#### PROVIDED RECORDS:
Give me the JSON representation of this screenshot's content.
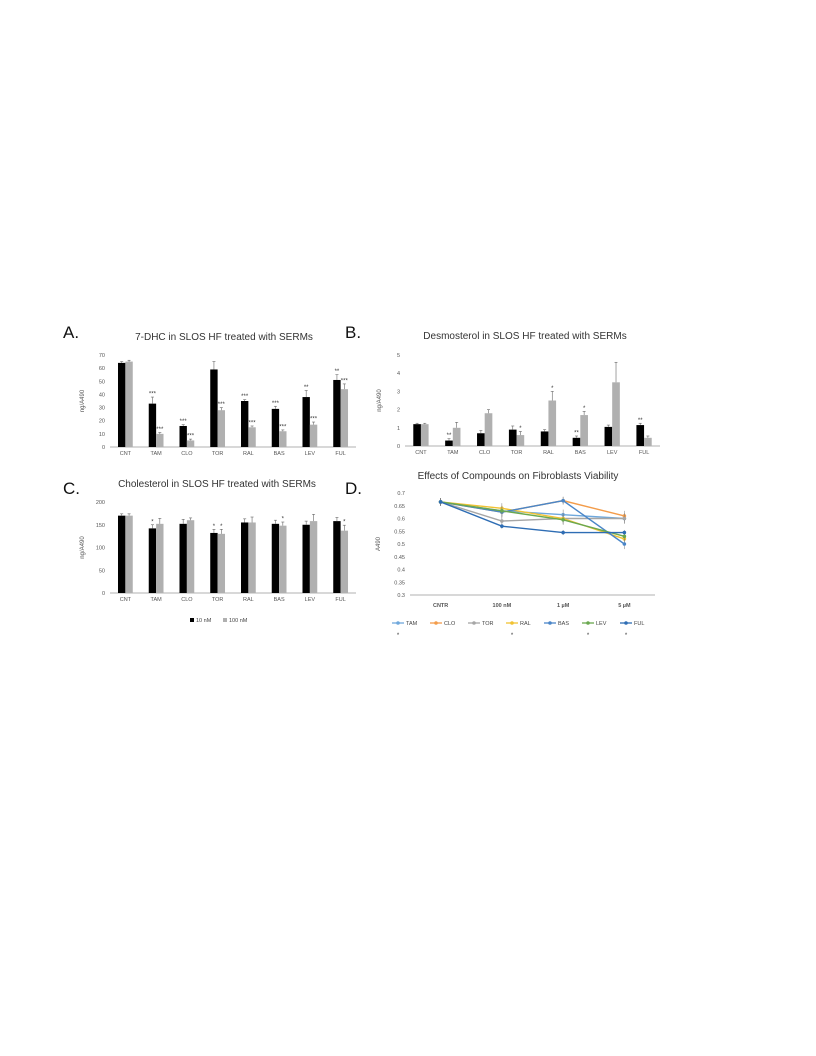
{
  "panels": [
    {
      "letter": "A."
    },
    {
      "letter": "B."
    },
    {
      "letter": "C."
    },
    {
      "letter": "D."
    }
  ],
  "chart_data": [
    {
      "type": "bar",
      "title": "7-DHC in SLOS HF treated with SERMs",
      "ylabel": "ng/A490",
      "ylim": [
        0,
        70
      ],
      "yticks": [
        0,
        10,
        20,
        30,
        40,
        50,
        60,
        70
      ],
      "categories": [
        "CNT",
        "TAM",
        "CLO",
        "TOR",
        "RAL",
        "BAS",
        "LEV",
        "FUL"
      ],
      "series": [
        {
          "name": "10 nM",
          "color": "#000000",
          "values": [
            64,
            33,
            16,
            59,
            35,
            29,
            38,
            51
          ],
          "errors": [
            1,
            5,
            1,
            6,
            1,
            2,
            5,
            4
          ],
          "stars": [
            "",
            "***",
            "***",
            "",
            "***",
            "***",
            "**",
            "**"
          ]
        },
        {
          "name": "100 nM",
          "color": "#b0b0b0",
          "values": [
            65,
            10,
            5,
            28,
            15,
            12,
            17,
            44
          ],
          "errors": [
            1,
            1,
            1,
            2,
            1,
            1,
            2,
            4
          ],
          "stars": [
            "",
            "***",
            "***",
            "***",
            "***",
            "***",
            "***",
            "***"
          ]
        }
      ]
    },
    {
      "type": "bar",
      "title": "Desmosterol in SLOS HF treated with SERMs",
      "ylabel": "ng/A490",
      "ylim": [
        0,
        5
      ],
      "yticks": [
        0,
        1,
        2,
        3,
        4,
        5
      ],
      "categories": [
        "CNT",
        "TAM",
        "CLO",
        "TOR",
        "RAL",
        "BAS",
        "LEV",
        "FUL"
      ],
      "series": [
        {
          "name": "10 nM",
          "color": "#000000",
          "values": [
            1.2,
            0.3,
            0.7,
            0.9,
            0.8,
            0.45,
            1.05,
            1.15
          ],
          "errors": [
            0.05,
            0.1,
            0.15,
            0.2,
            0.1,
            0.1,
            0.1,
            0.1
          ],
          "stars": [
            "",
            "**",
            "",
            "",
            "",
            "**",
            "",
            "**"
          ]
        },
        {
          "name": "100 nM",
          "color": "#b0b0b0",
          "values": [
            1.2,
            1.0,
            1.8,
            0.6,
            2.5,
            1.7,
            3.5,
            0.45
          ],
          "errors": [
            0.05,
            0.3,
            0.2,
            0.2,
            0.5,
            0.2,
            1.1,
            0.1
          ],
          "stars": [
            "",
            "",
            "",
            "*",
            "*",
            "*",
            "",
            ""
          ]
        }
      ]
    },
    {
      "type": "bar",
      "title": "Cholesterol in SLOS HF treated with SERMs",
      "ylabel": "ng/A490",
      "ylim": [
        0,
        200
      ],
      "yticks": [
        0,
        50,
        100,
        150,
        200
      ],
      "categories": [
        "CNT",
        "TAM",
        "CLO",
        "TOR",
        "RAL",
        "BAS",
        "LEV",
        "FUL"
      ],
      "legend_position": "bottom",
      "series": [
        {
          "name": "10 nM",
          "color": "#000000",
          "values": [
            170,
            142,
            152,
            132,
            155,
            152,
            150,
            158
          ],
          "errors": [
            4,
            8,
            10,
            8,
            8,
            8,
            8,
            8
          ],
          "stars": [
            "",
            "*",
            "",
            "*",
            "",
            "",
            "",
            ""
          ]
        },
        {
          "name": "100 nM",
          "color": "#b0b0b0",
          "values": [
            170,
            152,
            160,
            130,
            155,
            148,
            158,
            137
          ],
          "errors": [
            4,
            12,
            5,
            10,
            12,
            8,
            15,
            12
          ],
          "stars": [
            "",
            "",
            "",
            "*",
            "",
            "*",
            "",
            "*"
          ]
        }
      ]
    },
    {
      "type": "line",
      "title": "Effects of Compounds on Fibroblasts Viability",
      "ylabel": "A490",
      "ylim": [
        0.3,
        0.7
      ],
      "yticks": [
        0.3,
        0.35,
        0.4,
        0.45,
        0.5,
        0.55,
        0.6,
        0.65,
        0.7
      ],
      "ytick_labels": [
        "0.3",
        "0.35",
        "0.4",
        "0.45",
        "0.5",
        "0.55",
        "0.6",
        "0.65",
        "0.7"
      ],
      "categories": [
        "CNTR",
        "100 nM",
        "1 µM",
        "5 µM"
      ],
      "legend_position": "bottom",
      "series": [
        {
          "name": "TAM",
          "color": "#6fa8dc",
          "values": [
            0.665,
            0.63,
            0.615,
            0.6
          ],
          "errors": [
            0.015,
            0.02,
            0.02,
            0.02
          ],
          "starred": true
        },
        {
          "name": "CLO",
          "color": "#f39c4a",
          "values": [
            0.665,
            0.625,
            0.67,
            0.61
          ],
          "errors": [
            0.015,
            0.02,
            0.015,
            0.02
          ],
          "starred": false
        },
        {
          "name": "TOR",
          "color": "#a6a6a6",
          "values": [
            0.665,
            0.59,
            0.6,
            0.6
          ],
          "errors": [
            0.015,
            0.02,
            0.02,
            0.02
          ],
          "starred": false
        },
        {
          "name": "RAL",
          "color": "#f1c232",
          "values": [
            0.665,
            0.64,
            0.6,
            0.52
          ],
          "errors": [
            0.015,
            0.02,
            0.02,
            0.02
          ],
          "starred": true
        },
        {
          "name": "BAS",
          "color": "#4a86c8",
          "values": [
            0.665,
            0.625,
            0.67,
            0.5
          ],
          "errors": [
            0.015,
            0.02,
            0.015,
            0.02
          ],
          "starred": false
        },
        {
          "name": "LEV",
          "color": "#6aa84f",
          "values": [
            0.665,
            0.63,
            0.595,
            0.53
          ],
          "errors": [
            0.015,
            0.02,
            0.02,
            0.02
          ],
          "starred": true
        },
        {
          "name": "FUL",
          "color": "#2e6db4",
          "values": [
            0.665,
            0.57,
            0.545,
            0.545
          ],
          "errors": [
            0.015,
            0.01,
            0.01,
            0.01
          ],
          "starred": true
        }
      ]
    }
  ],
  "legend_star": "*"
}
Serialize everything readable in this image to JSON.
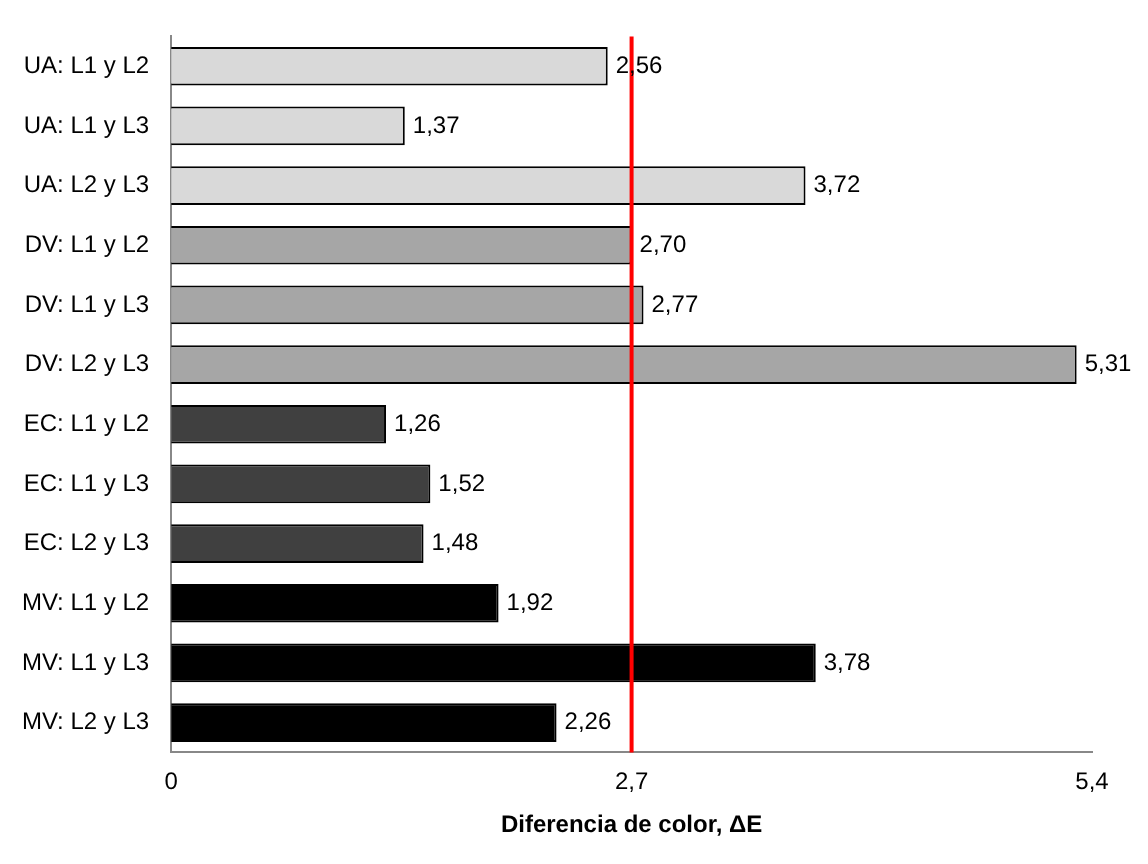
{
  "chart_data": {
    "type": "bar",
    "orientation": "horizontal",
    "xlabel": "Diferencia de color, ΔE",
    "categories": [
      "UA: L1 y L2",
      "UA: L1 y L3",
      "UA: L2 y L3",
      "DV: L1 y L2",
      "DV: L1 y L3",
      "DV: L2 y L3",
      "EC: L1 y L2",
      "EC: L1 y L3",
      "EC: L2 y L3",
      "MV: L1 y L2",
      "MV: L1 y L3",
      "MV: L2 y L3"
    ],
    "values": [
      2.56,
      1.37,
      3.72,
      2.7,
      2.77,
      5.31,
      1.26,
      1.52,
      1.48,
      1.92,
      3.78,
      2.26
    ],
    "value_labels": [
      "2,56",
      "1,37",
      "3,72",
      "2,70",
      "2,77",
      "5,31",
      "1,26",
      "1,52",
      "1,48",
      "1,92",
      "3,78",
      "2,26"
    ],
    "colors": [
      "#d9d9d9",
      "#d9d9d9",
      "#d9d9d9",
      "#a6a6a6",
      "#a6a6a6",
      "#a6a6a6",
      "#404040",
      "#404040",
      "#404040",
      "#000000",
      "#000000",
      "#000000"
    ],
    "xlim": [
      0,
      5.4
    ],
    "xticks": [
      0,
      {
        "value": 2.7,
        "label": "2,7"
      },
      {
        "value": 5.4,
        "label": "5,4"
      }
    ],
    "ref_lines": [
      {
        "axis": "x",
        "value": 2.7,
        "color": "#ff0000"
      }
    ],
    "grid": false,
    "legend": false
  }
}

#### WHAT YOU HAVE TO DO:
Pull out each line of the entries that contains "JSON".

#### SOLUTION FOR THIS PROBLEM:
Give me the JSON representation of this screenshot's content.
Serialize everything readable in this image to JSON.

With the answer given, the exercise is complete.